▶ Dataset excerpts
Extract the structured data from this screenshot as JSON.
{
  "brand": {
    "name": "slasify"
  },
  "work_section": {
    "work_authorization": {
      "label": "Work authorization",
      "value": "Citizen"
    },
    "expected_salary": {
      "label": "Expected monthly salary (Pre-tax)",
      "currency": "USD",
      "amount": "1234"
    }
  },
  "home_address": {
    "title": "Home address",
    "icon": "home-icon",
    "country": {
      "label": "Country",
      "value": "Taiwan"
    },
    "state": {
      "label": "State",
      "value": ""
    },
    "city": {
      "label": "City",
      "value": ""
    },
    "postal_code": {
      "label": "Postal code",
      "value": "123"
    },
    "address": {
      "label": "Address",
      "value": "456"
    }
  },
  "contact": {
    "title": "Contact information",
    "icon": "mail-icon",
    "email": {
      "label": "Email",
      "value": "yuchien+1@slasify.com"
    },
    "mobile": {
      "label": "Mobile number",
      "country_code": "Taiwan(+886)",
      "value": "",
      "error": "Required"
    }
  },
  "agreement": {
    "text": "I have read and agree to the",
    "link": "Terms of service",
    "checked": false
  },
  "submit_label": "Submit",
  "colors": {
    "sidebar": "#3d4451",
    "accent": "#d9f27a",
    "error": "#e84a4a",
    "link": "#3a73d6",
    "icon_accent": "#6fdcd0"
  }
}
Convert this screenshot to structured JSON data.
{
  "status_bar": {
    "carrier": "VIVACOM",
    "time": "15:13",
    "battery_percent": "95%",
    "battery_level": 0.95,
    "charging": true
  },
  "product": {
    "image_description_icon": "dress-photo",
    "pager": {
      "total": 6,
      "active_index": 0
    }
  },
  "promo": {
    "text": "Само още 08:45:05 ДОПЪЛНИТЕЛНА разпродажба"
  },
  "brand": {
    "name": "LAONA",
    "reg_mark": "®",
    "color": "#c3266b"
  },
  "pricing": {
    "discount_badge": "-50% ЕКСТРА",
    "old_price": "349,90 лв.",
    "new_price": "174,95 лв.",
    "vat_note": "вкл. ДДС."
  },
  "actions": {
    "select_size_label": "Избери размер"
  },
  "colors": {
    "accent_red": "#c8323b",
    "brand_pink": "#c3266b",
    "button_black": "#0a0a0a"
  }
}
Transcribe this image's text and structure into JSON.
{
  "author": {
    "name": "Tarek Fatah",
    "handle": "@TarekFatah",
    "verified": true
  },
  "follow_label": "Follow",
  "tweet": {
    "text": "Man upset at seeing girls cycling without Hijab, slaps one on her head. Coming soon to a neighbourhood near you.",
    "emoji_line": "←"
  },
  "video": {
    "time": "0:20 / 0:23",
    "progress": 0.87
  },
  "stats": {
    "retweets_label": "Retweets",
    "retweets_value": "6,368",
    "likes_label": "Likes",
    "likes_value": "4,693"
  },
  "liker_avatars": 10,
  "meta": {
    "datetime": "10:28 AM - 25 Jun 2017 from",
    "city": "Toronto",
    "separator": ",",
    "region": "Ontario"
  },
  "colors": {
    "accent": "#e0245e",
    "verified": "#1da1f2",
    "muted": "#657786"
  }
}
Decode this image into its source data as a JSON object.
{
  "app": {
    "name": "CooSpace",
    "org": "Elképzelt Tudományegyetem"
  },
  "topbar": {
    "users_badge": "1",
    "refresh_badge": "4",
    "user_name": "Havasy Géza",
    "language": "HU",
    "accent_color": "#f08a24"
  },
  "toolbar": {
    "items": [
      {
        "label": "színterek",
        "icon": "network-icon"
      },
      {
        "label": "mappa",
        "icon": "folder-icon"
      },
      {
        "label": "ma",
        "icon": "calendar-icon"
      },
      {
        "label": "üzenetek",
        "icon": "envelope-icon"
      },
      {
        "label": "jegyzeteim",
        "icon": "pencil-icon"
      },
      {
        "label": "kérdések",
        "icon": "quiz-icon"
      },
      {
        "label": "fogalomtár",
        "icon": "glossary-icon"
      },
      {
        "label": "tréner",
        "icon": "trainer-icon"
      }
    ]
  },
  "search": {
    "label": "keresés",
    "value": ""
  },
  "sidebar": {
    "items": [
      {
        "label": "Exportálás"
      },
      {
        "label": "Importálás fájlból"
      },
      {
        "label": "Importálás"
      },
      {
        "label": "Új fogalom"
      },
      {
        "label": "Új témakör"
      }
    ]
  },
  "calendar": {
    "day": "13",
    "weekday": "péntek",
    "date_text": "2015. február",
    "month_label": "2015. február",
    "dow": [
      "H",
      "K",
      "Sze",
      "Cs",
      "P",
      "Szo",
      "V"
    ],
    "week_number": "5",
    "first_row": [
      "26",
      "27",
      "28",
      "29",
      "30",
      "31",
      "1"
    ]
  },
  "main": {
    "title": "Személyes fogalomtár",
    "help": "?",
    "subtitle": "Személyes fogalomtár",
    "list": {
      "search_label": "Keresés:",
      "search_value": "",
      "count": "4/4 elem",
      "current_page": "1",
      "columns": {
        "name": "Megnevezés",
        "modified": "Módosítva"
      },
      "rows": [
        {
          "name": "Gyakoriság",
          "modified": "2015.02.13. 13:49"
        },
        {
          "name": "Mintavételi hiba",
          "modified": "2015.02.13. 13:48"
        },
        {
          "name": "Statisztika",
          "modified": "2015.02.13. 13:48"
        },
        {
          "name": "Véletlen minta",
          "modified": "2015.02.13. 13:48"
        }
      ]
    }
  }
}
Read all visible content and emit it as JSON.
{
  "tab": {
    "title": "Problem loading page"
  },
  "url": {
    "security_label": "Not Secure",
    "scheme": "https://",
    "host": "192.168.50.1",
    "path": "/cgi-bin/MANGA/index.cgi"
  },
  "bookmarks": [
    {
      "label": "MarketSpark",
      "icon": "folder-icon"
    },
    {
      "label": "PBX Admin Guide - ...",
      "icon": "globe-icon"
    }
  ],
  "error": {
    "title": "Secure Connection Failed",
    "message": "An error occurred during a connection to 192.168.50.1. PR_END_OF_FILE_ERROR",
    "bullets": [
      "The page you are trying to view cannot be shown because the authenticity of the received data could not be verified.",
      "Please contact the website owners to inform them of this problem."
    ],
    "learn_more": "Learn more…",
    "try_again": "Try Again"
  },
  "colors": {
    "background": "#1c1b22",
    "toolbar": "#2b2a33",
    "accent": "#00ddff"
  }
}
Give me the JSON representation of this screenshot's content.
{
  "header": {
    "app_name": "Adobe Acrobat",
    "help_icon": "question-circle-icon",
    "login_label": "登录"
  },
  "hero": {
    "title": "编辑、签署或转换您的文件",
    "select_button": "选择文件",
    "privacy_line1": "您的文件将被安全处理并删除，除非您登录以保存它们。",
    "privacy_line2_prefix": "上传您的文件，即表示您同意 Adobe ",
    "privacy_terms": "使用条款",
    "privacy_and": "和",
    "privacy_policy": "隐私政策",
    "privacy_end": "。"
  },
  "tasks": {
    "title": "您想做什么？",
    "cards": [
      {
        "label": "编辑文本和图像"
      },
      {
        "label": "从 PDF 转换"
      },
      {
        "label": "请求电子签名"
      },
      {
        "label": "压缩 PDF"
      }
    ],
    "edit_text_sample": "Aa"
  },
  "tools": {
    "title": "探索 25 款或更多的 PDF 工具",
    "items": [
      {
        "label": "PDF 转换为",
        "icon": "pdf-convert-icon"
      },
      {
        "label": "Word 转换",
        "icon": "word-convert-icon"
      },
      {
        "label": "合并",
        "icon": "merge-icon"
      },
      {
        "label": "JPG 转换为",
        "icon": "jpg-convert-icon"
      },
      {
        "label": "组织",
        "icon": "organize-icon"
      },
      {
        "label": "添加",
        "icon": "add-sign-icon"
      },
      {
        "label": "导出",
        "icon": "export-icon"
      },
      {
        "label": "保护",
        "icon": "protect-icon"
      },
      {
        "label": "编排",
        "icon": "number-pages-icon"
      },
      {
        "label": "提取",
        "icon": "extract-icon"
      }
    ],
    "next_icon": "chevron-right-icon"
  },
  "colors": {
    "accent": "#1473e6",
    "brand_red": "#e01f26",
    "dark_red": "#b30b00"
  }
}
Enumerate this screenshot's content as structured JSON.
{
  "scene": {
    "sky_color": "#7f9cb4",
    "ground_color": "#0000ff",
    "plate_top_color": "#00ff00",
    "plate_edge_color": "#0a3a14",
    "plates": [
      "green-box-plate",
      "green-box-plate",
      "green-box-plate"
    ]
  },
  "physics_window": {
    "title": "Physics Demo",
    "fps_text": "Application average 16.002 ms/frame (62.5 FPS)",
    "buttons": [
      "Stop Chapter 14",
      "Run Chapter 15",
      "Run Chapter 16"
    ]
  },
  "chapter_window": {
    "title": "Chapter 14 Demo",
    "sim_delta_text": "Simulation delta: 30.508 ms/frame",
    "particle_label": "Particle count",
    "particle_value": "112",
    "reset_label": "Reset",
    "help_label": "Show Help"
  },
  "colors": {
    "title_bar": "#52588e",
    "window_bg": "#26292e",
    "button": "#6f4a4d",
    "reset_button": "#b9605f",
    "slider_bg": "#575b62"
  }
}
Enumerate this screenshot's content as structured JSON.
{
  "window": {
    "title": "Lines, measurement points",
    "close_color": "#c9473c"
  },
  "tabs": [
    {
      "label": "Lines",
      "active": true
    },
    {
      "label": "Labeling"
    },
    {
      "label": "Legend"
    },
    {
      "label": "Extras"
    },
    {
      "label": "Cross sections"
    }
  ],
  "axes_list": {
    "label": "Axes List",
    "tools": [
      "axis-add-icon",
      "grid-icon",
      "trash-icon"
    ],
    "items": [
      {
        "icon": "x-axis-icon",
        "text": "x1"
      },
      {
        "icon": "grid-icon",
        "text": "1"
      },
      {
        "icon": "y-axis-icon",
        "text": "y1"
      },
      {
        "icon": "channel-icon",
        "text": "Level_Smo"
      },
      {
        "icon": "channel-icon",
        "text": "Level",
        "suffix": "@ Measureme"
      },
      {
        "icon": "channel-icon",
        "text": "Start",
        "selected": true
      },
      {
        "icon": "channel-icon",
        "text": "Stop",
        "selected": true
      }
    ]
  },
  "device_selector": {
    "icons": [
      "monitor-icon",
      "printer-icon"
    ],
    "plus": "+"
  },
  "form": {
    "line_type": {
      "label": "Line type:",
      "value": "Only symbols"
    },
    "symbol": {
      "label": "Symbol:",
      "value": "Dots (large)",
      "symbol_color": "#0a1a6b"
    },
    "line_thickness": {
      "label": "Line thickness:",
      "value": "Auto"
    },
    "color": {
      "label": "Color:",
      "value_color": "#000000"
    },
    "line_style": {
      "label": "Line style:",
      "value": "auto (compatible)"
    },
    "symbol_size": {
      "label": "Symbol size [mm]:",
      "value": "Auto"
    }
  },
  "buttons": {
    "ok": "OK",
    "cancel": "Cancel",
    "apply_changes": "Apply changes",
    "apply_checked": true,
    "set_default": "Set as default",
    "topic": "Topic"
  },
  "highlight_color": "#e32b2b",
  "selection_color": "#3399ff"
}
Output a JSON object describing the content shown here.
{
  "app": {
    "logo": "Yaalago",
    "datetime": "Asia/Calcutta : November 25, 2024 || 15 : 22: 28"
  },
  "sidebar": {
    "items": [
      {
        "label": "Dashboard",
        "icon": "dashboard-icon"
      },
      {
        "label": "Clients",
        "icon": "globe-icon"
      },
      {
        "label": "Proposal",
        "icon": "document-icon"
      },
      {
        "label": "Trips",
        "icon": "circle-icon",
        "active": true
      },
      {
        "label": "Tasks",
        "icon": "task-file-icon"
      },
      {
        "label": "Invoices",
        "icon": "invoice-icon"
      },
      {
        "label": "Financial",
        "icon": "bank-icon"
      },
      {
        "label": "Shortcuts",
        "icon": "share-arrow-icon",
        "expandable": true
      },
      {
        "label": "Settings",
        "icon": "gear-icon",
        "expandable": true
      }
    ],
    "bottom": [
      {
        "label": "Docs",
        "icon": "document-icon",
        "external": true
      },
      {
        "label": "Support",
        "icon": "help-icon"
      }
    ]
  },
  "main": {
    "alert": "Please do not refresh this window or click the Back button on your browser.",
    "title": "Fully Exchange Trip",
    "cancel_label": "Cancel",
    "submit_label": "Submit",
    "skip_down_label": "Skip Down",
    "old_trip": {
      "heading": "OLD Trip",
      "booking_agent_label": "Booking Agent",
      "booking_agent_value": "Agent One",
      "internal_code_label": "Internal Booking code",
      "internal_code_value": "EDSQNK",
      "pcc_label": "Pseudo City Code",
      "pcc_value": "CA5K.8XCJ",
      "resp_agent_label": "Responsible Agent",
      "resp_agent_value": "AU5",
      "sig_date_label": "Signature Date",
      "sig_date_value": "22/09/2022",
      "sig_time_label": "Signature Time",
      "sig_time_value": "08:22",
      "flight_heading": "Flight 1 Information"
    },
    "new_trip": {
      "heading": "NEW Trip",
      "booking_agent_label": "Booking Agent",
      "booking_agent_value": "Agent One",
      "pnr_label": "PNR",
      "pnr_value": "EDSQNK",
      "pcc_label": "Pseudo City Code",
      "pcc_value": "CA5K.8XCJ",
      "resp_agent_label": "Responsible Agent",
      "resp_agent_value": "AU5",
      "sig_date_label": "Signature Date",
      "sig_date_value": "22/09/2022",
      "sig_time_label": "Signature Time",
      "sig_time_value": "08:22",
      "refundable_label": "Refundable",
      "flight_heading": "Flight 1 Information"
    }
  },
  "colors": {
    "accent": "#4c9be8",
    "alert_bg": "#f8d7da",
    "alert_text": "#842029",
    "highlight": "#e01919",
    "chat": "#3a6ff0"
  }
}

▶ Your objective
Write out every line from the entries where "Taiwan" appears.

▶ Task solution
      "value": "Taiwan"
      "country_code": "Taiwan(+886)",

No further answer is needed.